■ **DESCRIPTION OF THE TASK**
What follows is a listing. Return every line of it exactly.

■ **RECORDS FOR PROCESSING**
◆ ◆ ◆ ◆ ◆ ◆ ◆
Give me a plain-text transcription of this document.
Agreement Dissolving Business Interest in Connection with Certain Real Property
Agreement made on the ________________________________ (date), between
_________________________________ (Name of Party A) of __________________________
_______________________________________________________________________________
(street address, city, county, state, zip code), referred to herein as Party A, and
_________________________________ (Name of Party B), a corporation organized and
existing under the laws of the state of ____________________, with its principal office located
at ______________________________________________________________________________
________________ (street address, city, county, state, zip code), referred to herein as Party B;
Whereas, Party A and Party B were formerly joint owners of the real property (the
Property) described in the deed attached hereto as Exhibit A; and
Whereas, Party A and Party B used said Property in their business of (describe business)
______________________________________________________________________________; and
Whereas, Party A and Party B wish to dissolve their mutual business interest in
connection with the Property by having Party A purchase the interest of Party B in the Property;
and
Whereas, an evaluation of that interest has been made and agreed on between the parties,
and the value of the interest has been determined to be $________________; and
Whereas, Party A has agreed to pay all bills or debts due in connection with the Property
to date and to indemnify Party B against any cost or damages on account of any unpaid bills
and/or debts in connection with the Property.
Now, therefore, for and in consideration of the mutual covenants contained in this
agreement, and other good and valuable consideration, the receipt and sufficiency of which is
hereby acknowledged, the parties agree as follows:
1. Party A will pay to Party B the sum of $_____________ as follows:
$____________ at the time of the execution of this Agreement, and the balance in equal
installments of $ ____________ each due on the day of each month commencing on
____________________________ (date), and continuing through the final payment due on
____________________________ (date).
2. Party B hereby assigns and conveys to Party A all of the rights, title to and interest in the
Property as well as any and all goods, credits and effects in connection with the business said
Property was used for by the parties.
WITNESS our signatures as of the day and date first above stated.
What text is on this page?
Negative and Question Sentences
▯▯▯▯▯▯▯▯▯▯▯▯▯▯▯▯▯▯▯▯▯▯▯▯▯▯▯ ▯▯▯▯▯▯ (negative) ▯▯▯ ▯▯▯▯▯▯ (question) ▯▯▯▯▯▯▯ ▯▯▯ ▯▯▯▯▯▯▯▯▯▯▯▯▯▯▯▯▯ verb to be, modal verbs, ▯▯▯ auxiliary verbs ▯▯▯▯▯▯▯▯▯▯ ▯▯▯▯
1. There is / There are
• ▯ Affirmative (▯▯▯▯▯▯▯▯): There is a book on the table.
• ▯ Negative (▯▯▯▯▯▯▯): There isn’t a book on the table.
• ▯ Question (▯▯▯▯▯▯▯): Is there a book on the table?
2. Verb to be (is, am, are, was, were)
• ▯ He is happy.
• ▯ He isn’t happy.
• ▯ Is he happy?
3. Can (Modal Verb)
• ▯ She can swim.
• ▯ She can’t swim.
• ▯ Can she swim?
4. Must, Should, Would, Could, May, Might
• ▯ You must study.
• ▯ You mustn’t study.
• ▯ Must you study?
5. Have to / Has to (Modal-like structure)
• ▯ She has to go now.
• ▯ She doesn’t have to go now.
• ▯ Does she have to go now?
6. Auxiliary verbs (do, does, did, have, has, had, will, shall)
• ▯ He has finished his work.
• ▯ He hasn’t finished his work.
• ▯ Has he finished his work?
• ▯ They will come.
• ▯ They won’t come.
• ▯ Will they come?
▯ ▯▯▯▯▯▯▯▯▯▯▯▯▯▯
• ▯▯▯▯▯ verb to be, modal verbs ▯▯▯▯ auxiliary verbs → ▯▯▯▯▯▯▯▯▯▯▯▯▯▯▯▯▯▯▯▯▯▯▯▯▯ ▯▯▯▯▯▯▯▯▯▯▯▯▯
◆ ◆ ◆ ◆ ◆ ◆ ◆
■ **OUTPUT FOR THIS EXERCISE**
Give me a plain-text transcription of this document.
Agreement Dissolving Business Interest in Connection with Certain Real Property
Agreement made on the ________________________________ (date), between
_________________________________ (Name of Party A) of __________________________
_______________________________________________________________________________
(street address, city, county, state, zip code), referred to herein as Party A, and
_________________________________ (Name of Party B), a corporation organized and
existing under the laws of the state of ____________________, with its principal office located
at ______________________________________________________________________________
________________ (street address, city, county, state, zip code), referred to herein as Party B;
Whereas, Party A and Party B were formerly joint owners of the real property (the
Property) described in the deed attached hereto as Exhibit A; and
Whereas, Party A and Party B used said Property in their business of (describe business)
______________________________________________________________________________; and
Whereas, Party A and Party B wish to dissolve their mutual business interest in
connection with the Property by having Party A purchase the interest of Party B in the Property;
and
Whereas, an evaluation of that interest has been made and agreed on between the parties,
and the value of the interest has been determined to be $________________; and
Whereas, Party A has agreed to pay all bills or debts due in connection with the Property
to date and to indemnify Party B against any cost or damages on account of any unpaid bills
and/or debts in connection with the Property.
Now, therefore, for and in consideration of the mutual covenants contained in this
agreement, and other good and valuable consideration, the receipt and sufficiency of which is
hereby acknowledged, the parties agree as follows:
1. Party A will pay to Party B the sum of $_____________ as follows:
$____________ at the time of the execution of this Agreement, and the balance in equal
installments of $ ____________ each due on the day of each month commencing on
____________________________ (date), and continuing through the final payment due on
____________________________ (date).
2. Party B hereby assigns and conveys to Party A all of the rights, title to and interest in the
Property as well as any and all goods, credits and effects in connection with the business said
Property was used for by the parties.
WITNESS our signatures as of the day and date first above stated.
What text is on this page?
Negative and Question Sentences
▯▯▯▯▯▯▯▯▯▯▯▯▯▯▯▯▯▯▯▯▯▯▯▯▯▯▯ ▯▯▯▯▯▯ (negative) ▯▯▯ ▯▯▯▯▯▯ (question) ▯▯▯▯▯▯▯ ▯▯▯ ▯▯▯▯▯▯▯▯▯▯▯▯▯▯▯▯▯ verb to be, modal verbs, ▯▯▯ auxiliary verbs ▯▯▯▯▯▯▯▯▯▯ ▯▯▯▯
1. There is / There are
• ▯ Affirmative (▯▯▯▯▯▯▯▯): There is a book on the table.
• ▯ Negative (▯▯▯▯▯▯▯): There isn’t a book on the table.
• ▯ Question (▯▯▯▯▯▯▯): Is there a book on the table?
2. Verb to be (is, am, are, was, were)
• ▯ He is happy.
• ▯ He isn’t happy.
• ▯ Is he happy?
3. Can (Modal Verb)
• ▯ She can swim.
• ▯ She can’t swim.
• ▯ Can she swim?
4. Must, Should, Would, Could, May, Might
• ▯ You must study.
• ▯ You mustn’t study.
• ▯ Must you study?
5. Have to / Has to (Modal-like structure)
• ▯ She has to go now.
• ▯ She doesn’t have to go now.
• ▯ Does she have to go now?
6. Auxiliary verbs (do, does, did, have, has, had, will, shall)
• ▯ He has finished his work.
• ▯ He hasn’t finished his work.
• ▯ Has he finished his work?
• ▯ They will come.
• ▯ They won’t come.
• ▯ Will they come?
▯ ▯▯▯▯▯▯▯▯▯▯▯▯▯▯
• ▯▯▯▯▯ verb to be, modal verbs ▯▯▯▯ auxiliary verbs → ▯▯▯▯▯▯▯▯▯▯▯▯▯▯▯▯▯▯▯▯▯▯▯▯▯ ▯▯▯▯▯▯▯▯▯▯▯▯▯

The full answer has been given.